▽
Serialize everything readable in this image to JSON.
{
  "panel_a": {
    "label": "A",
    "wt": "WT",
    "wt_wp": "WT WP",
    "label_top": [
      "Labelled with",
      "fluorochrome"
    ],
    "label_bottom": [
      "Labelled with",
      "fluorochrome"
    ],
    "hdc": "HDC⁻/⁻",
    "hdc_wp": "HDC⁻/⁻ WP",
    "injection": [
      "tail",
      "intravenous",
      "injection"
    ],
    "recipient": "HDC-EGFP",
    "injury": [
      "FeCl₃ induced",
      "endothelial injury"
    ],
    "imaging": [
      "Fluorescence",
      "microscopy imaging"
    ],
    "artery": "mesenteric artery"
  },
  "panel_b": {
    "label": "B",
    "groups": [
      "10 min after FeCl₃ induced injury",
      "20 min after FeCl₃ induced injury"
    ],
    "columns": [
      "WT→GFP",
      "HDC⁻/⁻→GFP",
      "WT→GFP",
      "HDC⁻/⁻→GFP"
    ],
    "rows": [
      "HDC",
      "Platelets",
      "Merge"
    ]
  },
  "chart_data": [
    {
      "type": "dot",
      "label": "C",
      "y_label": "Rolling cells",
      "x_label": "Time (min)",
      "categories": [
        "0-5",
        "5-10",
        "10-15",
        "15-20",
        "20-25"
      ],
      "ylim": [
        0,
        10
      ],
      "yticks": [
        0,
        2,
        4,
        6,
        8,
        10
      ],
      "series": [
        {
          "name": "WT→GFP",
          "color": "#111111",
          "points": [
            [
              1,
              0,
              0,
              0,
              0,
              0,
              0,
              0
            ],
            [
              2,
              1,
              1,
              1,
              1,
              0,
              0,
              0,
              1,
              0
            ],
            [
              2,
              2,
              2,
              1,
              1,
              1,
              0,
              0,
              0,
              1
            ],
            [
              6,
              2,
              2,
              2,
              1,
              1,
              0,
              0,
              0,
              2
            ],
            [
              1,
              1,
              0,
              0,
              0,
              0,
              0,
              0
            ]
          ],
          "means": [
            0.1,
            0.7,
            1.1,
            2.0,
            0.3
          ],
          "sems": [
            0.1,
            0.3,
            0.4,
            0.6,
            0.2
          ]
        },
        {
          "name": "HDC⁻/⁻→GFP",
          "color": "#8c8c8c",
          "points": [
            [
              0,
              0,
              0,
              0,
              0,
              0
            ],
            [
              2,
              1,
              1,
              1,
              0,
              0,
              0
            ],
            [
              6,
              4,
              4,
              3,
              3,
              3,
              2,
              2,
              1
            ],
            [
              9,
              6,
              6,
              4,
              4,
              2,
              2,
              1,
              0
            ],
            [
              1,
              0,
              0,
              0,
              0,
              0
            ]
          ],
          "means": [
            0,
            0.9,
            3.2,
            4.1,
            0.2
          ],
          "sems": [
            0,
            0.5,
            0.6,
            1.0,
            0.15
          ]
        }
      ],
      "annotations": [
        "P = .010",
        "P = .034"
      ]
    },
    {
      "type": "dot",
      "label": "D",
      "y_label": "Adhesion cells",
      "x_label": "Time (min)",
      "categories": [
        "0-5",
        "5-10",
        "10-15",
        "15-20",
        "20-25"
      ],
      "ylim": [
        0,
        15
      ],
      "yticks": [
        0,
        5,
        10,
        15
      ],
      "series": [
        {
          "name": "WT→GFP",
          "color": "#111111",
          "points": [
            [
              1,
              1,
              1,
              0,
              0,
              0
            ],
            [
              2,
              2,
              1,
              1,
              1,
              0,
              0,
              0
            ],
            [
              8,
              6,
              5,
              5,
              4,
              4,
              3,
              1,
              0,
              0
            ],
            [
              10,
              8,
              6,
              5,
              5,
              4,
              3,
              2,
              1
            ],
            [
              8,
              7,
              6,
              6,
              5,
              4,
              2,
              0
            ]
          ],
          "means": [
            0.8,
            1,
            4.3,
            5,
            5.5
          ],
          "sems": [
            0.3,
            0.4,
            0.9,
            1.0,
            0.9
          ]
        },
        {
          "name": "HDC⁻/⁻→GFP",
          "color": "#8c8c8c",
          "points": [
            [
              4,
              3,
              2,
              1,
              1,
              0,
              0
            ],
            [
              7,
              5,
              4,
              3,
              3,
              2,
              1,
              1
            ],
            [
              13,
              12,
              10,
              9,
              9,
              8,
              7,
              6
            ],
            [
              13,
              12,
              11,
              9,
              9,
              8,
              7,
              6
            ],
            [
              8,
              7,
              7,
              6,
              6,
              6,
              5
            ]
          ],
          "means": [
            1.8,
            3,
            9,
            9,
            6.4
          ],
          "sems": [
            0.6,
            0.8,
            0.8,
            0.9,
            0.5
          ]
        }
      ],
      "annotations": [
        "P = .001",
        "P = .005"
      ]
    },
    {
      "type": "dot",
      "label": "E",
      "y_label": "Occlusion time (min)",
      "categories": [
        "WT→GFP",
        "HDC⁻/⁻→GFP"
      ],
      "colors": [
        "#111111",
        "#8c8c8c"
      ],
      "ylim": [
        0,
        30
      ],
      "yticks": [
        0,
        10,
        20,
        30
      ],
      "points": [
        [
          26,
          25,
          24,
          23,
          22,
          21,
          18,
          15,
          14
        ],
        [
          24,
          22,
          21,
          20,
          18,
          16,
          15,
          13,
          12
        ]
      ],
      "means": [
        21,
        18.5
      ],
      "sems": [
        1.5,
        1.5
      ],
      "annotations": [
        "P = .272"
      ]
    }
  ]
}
△
- Work instructions:
Copy the lines above that hold the word "induced".

- Expected output:
      "FeCl₃ induced",
      "10 min after FeCl₃ induced injury",
      "20 min after FeCl₃ induced injury"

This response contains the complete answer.